▶ [Work to do]: Type out the data exactly as given. Skip any image.

(Data items)
---+---

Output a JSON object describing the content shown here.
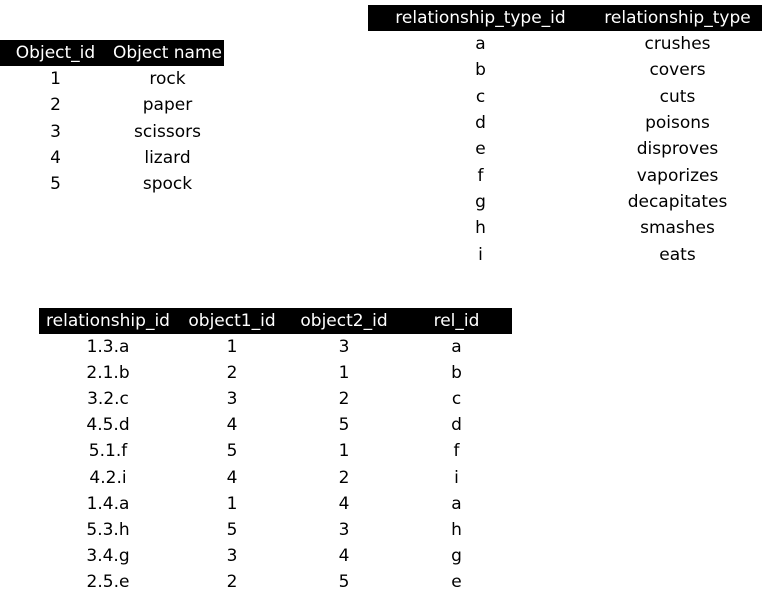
{
  "objects_table": {
    "headers": [
      "Object_id",
      "Object name"
    ],
    "rows": [
      [
        "1",
        "rock"
      ],
      [
        "2",
        "paper"
      ],
      [
        "3",
        "scissors"
      ],
      [
        "4",
        "lizard"
      ],
      [
        "5",
        "spock"
      ]
    ]
  },
  "relationship_types_table": {
    "headers": [
      "relationship_type_id",
      "relationship_type"
    ],
    "rows": [
      [
        "a",
        "crushes"
      ],
      [
        "b",
        "covers"
      ],
      [
        "c",
        "cuts"
      ],
      [
        "d",
        "poisons"
      ],
      [
        "e",
        "disproves"
      ],
      [
        "f",
        "vaporizes"
      ],
      [
        "g",
        "decapitates"
      ],
      [
        "h",
        "smashes"
      ],
      [
        "i",
        "eats"
      ]
    ]
  },
  "relationships_table": {
    "headers": [
      "relationship_id",
      "object1_id",
      "object2_id",
      "rel_id"
    ],
    "rows": [
      [
        "1.3.a",
        "1",
        "3",
        "a"
      ],
      [
        "2.1.b",
        "2",
        "1",
        "b"
      ],
      [
        "3.2.c",
        "3",
        "2",
        "c"
      ],
      [
        "4.5.d",
        "4",
        "5",
        "d"
      ],
      [
        "5.1.f",
        "5",
        "1",
        "f"
      ],
      [
        "4.2.i",
        "4",
        "2",
        "i"
      ],
      [
        "1.4.a",
        "1",
        "4",
        "a"
      ],
      [
        "5.3.h",
        "5",
        "3",
        "h"
      ],
      [
        "3.4.g",
        "3",
        "4",
        "g"
      ],
      [
        "2.5.e",
        "2",
        "5",
        "e"
      ]
    ]
  }
}
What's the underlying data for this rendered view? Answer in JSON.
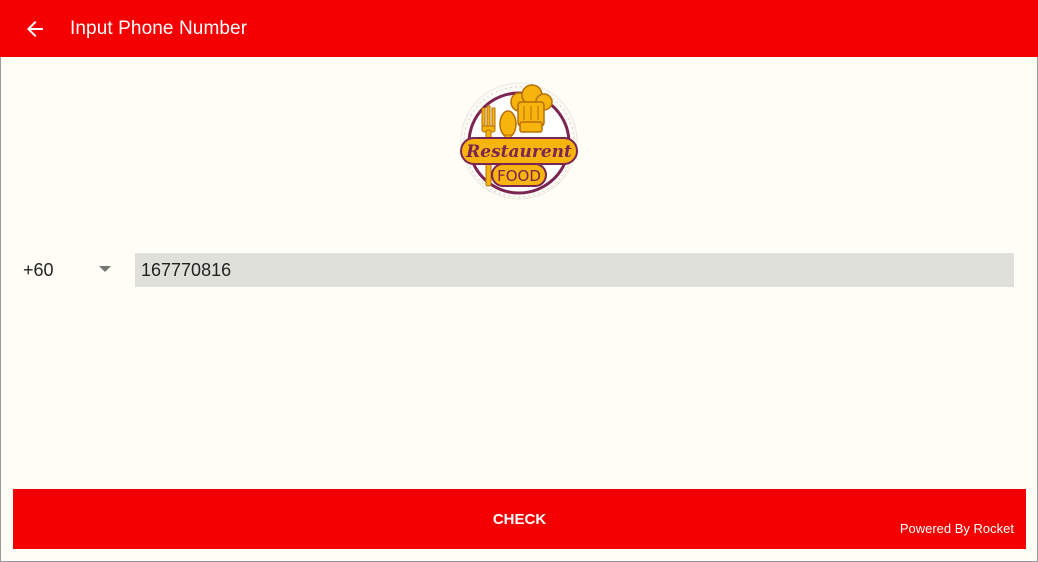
{
  "appbar": {
    "title": "Input Phone Number",
    "back_icon": "arrow-left-icon",
    "background_color": "#F50000"
  },
  "logo": {
    "line1": "Restaurent",
    "line2": "FOOD"
  },
  "phone": {
    "country_code": "+60",
    "caret_icon": "caret-down-icon",
    "number": "167770816"
  },
  "actions": {
    "check_label": "CHECK",
    "powered_by": "Powered By Rocket"
  }
}
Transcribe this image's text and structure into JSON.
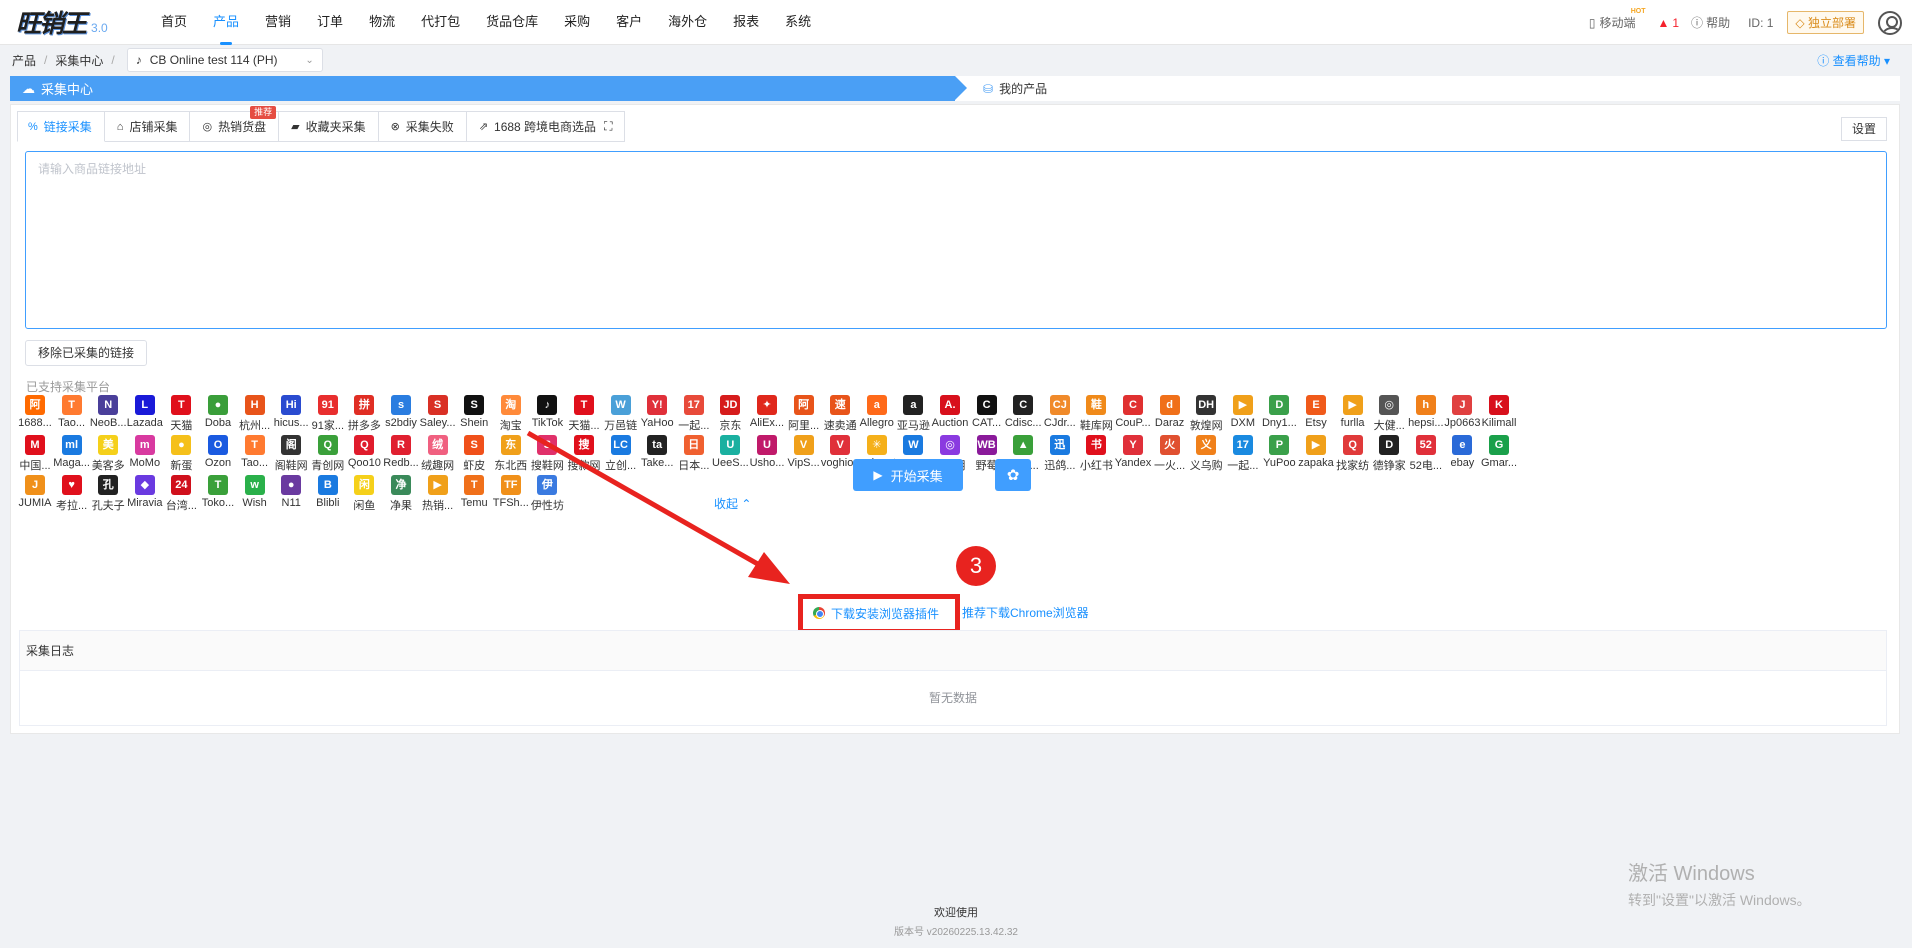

---+---

▶ [Full output]:
Output a JSON object describing the content shown here.
{
  "objects_table": {
    "headers": [
      "Object_id",
      "Object name"
    ],
    "rows": [
      [
        "1",
        "rock"
      ],
      [
        "2",
        "paper"
      ],
      [
        "3",
        "scissors"
      ],
      [
        "4",
        "lizard"
      ],
      [
        "5",
        "spock"
      ]
    ]
  },
  "relationship_types_table": {
    "headers": [
      "relationship_type_id",
      "relationship_type"
    ],
    "rows": [
      [
        "a",
        "crushes"
      ],
      [
        "b",
        "covers"
      ],
      [
        "c",
        "cuts"
      ],
      [
        "d",
        "poisons"
      ],
      [
        "e",
        "disproves"
      ],
      [
        "f",
        "vaporizes"
      ],
      [
        "g",
        "decapitates"
      ],
      [
        "h",
        "smashes"
      ],
      [
        "i",
        "eats"
      ]
    ]
  },
  "relationships_table": {
    "headers": [
      "relationship_id",
      "object1_id",
      "object2_id",
      "rel_id"
    ],
    "rows": [
      [
        "1.3.a",
        "1",
        "3",
        "a"
      ],
      [
        "2.1.b",
        "2",
        "1",
        "b"
      ],
      [
        "3.2.c",
        "3",
        "2",
        "c"
      ],
      [
        "4.5.d",
        "4",
        "5",
        "d"
      ],
      [
        "5.1.f",
        "5",
        "1",
        "f"
      ],
      [
        "4.2.i",
        "4",
        "2",
        "i"
      ],
      [
        "1.4.a",
        "1",
        "4",
        "a"
      ],
      [
        "5.3.h",
        "5",
        "3",
        "h"
      ],
      [
        "3.4.g",
        "3",
        "4",
        "g"
      ],
      [
        "2.5.e",
        "2",
        "5",
        "e"
      ]
    ]
  }
}
What's the underlying data for this rendered view? Answer in JSON.
{
  "appbar": {
    "title": "Input Phone Number",
    "back_icon": "arrow-left-icon",
    "background_color": "#F50000"
  },
  "logo": {
    "line1": "Restaurent",
    "line2": "FOOD"
  },
  "phone": {
    "country_code": "+60",
    "caret_icon": "caret-down-icon",
    "number": "167770816"
  },
  "actions": {
    "check_label": "CHECK",
    "powered_by": "Powered By Rocket"
  }
}
Transcribe this image's text and structure into JSON.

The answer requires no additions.